## start Working data

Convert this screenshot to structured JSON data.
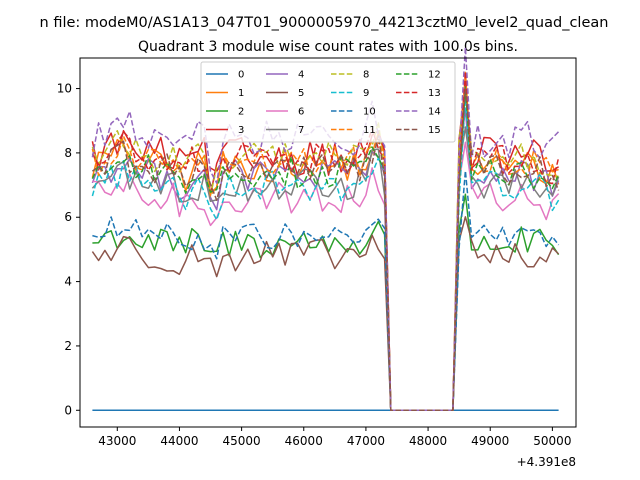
{
  "chart_data": {
    "type": "line",
    "suptitle": "n file: modeM0/AS1A13_047T01_9000005970_44213cztM0_level2_quad_clean",
    "title": "Quadrant 3 module wise count rates with 100.0s bins.",
    "xlabel": "",
    "ylabel": "",
    "x_offset_label": "+4.391e8",
    "xlim": [
      42400,
      50380
    ],
    "ylim": [
      -0.52,
      10.95
    ],
    "x_ticks": [
      43000,
      44000,
      45000,
      46000,
      47000,
      48000,
      49000,
      50000
    ],
    "x_tick_labels": [
      "43000",
      "44000",
      "45000",
      "46000",
      "47000",
      "48000",
      "49000",
      "50000"
    ],
    "y_ticks": [
      0,
      2,
      4,
      6,
      8,
      10
    ],
    "y_tick_labels": [
      "0",
      "2",
      "4",
      "6",
      "8",
      "10"
    ],
    "x_range": [
      42600,
      50180
    ],
    "bin": 100,
    "gap": [
      47400,
      48400
    ],
    "legend": {
      "placement": "top-center",
      "ncol": 4
    },
    "grid": false,
    "series": [
      {
        "name": "0",
        "color": "#1f77b4",
        "dash": false,
        "level": 0,
        "var": 0
      },
      {
        "name": "1",
        "color": "#ff7f0e",
        "dash": false,
        "level": 7.6,
        "var": 0.5
      },
      {
        "name": "2",
        "color": "#2ca02c",
        "dash": false,
        "level": 5.2,
        "var": 0.5
      },
      {
        "name": "3",
        "color": "#d62728",
        "dash": false,
        "level": 7.9,
        "var": 0.6
      },
      {
        "name": "4",
        "color": "#9467bd",
        "dash": false,
        "level": 7.3,
        "var": 0.5
      },
      {
        "name": "5",
        "color": "#8c564b",
        "dash": false,
        "level": 4.8,
        "var": 0.5
      },
      {
        "name": "6",
        "color": "#e377c2",
        "dash": false,
        "level": 6.6,
        "var": 0.5
      },
      {
        "name": "7",
        "color": "#7f7f7f",
        "dash": false,
        "level": 7.0,
        "var": 0.5
      },
      {
        "name": "8",
        "color": "#bcbd22",
        "dash": true,
        "level": 7.9,
        "var": 0.5
      },
      {
        "name": "9",
        "color": "#17becf",
        "dash": true,
        "level": 7.0,
        "var": 0.5
      },
      {
        "name": "10",
        "color": "#1f77b4",
        "dash": true,
        "level": 5.4,
        "var": 0.4
      },
      {
        "name": "11",
        "color": "#ff7f0e",
        "dash": true,
        "level": 7.7,
        "var": 0.5
      },
      {
        "name": "12",
        "color": "#2ca02c",
        "dash": true,
        "level": 7.4,
        "var": 0.5
      },
      {
        "name": "13",
        "color": "#d62728",
        "dash": true,
        "level": 7.8,
        "var": 0.5
      },
      {
        "name": "14",
        "color": "#9467bd",
        "dash": true,
        "level": 8.4,
        "var": 0.6
      },
      {
        "name": "15",
        "color": "#8c564b",
        "dash": true,
        "level": 7.5,
        "var": 0.5
      }
    ]
  }
}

## end Working data

== Exercise instructions ==
Omit the pictures, then quote the rest of the material above exactly.

== Finished task ==
Convert this screenshot to structured JSON data.
{
  "chart_data": {
    "type": "line",
    "suptitle": "n file: modeM0/AS1A13_047T01_9000005970_44213cztM0_level2_quad_clean",
    "title": "Quadrant 3 module wise count rates with 100.0s bins.",
    "xlabel": "",
    "ylabel": "",
    "x_offset_label": "+4.391e8",
    "xlim": [
      42400,
      50380
    ],
    "ylim": [
      -0.52,
      10.95
    ],
    "x_ticks": [
      43000,
      44000,
      45000,
      46000,
      47000,
      48000,
      49000,
      50000
    ],
    "x_tick_labels": [
      "43000",
      "44000",
      "45000",
      "46000",
      "47000",
      "48000",
      "49000",
      "50000"
    ],
    "y_ticks": [
      0,
      2,
      4,
      6,
      8,
      10
    ],
    "y_tick_labels": [
      "0",
      "2",
      "4",
      "6",
      "8",
      "10"
    ],
    "x_range": [
      42600,
      50180
    ],
    "bin": 100,
    "gap": [
      47400,
      48400
    ],
    "legend": {
      "placement": "top-center",
      "ncol": 4
    },
    "grid": false,
    "series": [
      {
        "name": "0",
        "color": "#1f77b4",
        "dash": false,
        "level": 0,
        "var": 0
      },
      {
        "name": "1",
        "color": "#ff7f0e",
        "dash": false,
        "level": 7.6,
        "var": 0.5
      },
      {
        "name": "2",
        "color": "#2ca02c",
        "dash": false,
        "level": 5.2,
        "var": 0.5
      },
      {
        "name": "3",
        "color": "#d62728",
        "dash": false,
        "level": 7.9,
        "var": 0.6
      },
      {
        "name": "4",
        "color": "#9467bd",
        "dash": false,
        "level": 7.3,
        "var": 0.5
      },
      {
        "name": "5",
        "color": "#8c564b",
        "dash": false,
        "level": 4.8,
        "var": 0.5
      },
      {
        "name": "6",
        "color": "#e377c2",
        "dash": false,
        "level": 6.6,
        "var": 0.5
      },
      {
        "name": "7",
        "color": "#7f7f7f",
        "dash": false,
        "level": 7.0,
        "var": 0.5
      },
      {
        "name": "8",
        "color": "#bcbd22",
        "dash": true,
        "level": 7.9,
        "var": 0.5
      },
      {
        "name": "9",
        "color": "#17becf",
        "dash": true,
        "level": 7.0,
        "var": 0.5
      },
      {
        "name": "10",
        "color": "#1f77b4",
        "dash": true,
        "level": 5.4,
        "var": 0.4
      },
      {
        "name": "11",
        "color": "#ff7f0e",
        "dash": true,
        "level": 7.7,
        "var": 0.5
      },
      {
        "name": "12",
        "color": "#2ca02c",
        "dash": true,
        "level": 7.4,
        "var": 0.5
      },
      {
        "name": "13",
        "color": "#d62728",
        "dash": true,
        "level": 7.8,
        "var": 0.5
      },
      {
        "name": "14",
        "color": "#9467bd",
        "dash": true,
        "level": 8.4,
        "var": 0.6
      },
      {
        "name": "15",
        "color": "#8c564b",
        "dash": true,
        "level": 7.5,
        "var": 0.5
      }
    ]
  }
}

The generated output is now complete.